Task requirements
Every line below that holds the string "Crispy" should be copied out.
- - - -
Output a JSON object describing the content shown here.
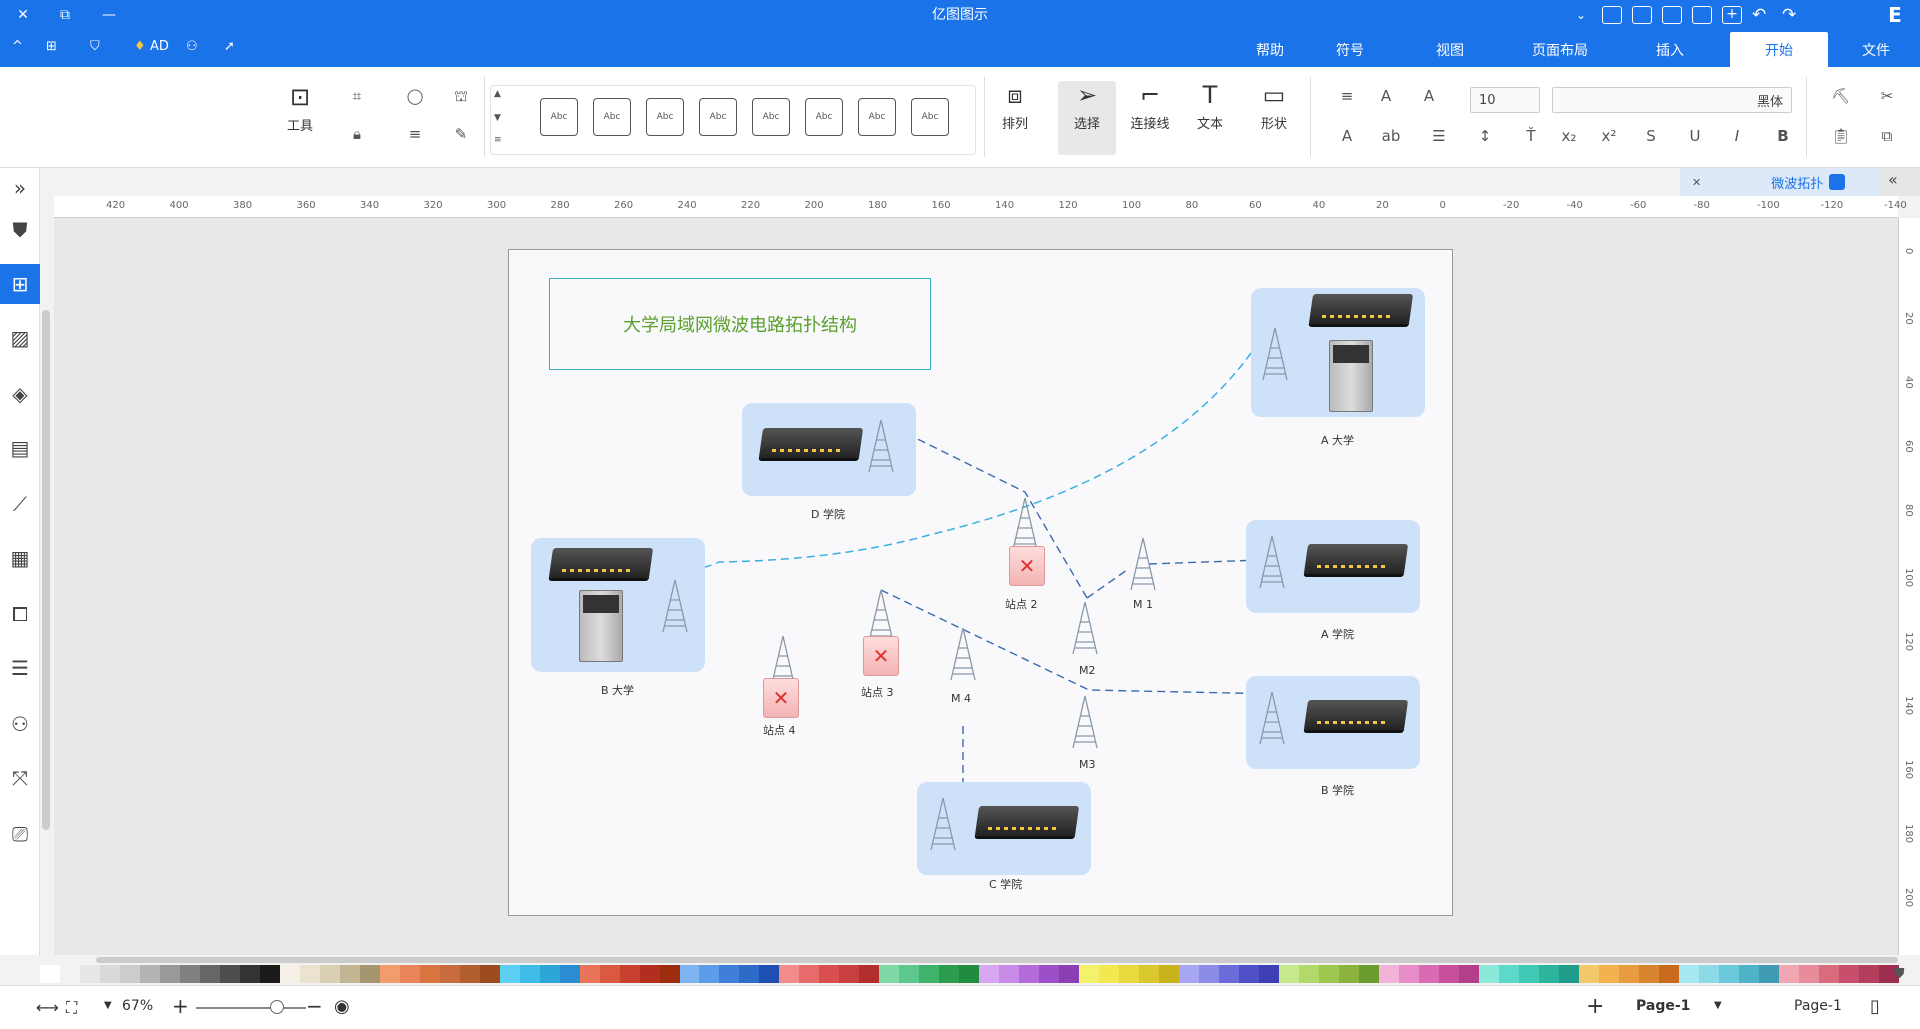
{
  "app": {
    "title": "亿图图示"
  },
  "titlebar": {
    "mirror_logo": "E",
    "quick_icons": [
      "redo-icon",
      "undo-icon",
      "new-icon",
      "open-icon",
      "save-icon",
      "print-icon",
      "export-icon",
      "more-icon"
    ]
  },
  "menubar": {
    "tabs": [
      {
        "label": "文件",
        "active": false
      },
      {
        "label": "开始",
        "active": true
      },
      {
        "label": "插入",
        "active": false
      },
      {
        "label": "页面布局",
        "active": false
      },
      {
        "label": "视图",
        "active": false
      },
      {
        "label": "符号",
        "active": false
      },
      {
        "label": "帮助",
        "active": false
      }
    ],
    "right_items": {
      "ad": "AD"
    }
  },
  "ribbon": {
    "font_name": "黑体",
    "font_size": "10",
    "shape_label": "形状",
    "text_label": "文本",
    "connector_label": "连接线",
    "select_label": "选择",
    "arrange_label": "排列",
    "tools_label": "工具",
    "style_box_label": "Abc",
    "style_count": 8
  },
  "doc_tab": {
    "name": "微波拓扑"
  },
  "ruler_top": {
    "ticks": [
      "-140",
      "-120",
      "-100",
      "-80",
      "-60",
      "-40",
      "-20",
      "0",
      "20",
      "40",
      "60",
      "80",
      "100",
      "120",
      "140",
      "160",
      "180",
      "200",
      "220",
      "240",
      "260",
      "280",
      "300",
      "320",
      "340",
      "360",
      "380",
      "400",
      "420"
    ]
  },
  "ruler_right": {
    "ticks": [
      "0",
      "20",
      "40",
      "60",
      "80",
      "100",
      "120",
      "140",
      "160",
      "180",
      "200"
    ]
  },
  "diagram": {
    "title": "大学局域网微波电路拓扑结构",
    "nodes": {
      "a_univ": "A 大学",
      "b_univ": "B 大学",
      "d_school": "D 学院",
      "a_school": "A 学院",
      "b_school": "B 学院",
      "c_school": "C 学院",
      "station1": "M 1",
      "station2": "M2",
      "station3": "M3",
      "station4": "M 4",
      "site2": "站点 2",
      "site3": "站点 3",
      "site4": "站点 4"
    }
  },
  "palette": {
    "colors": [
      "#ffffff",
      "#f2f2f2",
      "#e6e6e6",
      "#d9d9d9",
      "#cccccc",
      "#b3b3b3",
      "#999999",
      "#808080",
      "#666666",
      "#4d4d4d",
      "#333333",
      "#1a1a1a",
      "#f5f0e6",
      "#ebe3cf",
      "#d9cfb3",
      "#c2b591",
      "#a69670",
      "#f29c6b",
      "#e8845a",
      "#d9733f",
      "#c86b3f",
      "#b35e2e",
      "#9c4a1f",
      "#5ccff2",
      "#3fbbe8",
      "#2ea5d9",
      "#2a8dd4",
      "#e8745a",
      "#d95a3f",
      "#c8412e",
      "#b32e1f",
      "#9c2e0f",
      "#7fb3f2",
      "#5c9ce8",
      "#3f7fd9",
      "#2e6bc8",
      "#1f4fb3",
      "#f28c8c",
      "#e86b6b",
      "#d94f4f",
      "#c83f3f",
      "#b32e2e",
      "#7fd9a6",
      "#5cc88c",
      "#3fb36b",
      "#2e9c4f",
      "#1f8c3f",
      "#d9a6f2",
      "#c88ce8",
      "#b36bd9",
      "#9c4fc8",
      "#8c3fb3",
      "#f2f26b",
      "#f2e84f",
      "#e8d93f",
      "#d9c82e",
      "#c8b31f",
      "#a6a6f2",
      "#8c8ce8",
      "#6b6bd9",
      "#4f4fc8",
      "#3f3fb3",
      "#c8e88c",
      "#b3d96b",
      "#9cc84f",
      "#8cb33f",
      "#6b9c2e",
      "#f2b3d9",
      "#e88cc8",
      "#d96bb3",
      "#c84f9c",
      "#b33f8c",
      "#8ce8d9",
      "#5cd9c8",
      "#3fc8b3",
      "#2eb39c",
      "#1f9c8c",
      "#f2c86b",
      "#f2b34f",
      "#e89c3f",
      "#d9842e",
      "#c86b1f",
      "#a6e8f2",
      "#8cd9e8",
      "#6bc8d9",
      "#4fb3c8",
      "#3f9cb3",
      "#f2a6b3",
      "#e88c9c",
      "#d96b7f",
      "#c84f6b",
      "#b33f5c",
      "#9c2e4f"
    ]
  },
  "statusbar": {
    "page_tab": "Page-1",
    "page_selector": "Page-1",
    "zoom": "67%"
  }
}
- - - -
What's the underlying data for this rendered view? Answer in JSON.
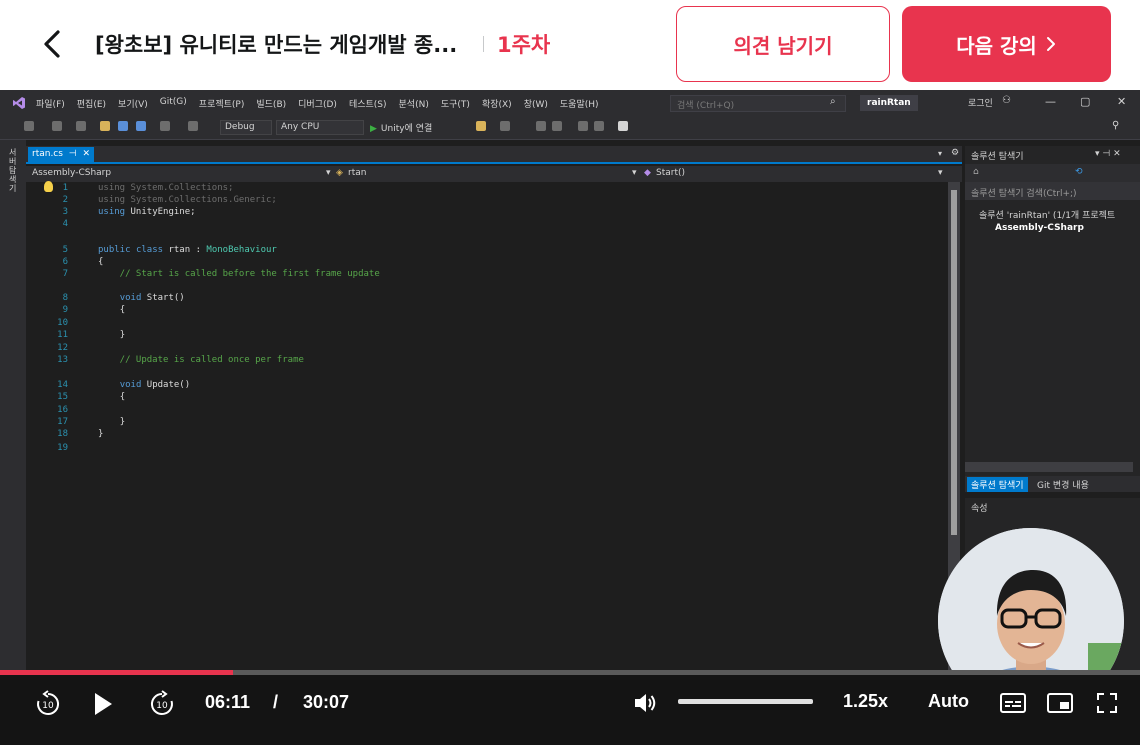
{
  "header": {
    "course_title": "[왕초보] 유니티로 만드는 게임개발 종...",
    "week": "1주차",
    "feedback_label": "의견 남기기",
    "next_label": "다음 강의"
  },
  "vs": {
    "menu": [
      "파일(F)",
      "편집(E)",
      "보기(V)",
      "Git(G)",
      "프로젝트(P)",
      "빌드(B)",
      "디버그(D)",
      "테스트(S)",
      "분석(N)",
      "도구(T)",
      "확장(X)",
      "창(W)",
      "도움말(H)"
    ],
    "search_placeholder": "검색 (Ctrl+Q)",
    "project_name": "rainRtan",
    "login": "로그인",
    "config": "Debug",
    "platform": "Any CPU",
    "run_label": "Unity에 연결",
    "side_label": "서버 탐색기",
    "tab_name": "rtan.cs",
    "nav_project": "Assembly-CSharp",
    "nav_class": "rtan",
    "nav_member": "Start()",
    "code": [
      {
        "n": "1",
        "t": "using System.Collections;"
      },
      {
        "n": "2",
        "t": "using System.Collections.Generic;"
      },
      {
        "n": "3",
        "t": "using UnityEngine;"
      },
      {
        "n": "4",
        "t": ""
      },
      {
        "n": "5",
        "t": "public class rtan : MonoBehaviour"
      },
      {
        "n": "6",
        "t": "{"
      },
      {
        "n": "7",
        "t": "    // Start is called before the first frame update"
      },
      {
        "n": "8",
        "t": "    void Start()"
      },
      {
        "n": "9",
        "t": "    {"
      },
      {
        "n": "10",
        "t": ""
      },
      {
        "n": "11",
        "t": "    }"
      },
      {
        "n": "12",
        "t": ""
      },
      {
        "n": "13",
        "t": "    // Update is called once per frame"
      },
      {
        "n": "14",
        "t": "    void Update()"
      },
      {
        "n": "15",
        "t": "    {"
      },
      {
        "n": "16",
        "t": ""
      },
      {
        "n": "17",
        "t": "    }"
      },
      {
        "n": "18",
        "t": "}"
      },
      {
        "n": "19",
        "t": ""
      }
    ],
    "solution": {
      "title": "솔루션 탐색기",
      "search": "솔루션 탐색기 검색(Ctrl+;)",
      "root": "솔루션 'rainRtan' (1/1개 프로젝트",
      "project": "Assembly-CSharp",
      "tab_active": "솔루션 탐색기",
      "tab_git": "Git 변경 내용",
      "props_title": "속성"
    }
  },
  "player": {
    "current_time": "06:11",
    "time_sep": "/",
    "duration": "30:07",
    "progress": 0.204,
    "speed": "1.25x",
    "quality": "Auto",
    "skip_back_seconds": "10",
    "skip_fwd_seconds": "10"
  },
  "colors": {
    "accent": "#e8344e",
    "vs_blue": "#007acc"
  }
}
- - - -
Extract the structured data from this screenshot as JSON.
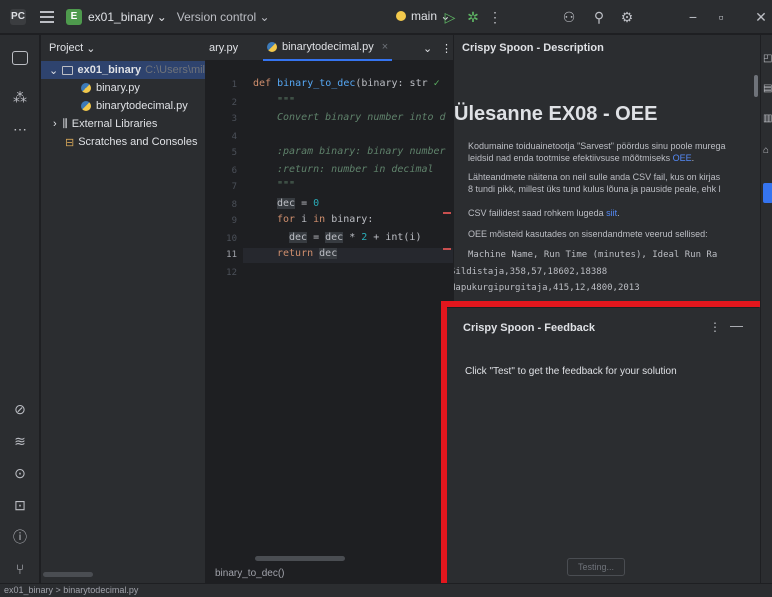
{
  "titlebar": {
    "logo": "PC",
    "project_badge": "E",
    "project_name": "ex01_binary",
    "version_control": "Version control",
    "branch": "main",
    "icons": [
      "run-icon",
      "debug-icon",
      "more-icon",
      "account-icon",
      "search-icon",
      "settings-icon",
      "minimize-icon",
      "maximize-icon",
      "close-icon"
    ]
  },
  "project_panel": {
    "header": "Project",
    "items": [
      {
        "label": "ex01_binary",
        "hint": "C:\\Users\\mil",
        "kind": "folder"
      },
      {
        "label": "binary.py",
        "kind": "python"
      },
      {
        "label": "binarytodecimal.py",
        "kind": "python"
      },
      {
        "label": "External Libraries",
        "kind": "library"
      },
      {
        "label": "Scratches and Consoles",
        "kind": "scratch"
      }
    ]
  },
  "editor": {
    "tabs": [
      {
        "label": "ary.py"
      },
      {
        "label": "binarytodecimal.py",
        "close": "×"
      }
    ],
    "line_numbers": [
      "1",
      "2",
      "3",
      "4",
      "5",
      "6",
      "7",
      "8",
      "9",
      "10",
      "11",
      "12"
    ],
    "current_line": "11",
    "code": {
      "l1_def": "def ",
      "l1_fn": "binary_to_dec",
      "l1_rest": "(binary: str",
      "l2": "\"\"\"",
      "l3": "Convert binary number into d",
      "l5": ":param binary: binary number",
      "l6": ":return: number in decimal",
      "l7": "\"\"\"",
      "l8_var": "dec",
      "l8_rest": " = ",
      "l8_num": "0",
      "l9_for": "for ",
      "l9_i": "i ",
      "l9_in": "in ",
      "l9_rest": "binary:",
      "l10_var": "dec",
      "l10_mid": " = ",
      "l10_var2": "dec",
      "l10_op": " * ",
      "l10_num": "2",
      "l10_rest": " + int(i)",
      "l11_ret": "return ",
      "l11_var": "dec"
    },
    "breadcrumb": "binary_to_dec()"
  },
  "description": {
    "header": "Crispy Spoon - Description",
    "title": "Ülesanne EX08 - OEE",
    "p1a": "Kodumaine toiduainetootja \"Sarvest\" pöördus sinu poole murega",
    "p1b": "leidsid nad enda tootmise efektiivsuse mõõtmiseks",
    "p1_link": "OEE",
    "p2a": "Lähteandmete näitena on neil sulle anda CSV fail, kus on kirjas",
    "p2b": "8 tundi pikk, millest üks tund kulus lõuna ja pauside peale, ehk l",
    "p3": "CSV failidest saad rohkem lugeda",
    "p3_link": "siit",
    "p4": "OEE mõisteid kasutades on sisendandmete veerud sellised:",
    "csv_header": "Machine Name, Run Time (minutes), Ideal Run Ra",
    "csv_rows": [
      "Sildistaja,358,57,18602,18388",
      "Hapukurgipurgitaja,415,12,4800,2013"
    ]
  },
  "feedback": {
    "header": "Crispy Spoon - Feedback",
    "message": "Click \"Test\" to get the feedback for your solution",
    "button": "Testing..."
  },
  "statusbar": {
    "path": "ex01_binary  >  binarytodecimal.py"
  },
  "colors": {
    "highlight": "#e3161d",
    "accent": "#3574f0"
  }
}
- - - -
Result
    "header": "Crispy Spoon - Description",
    "header": "Crispy Spoon - Feedback",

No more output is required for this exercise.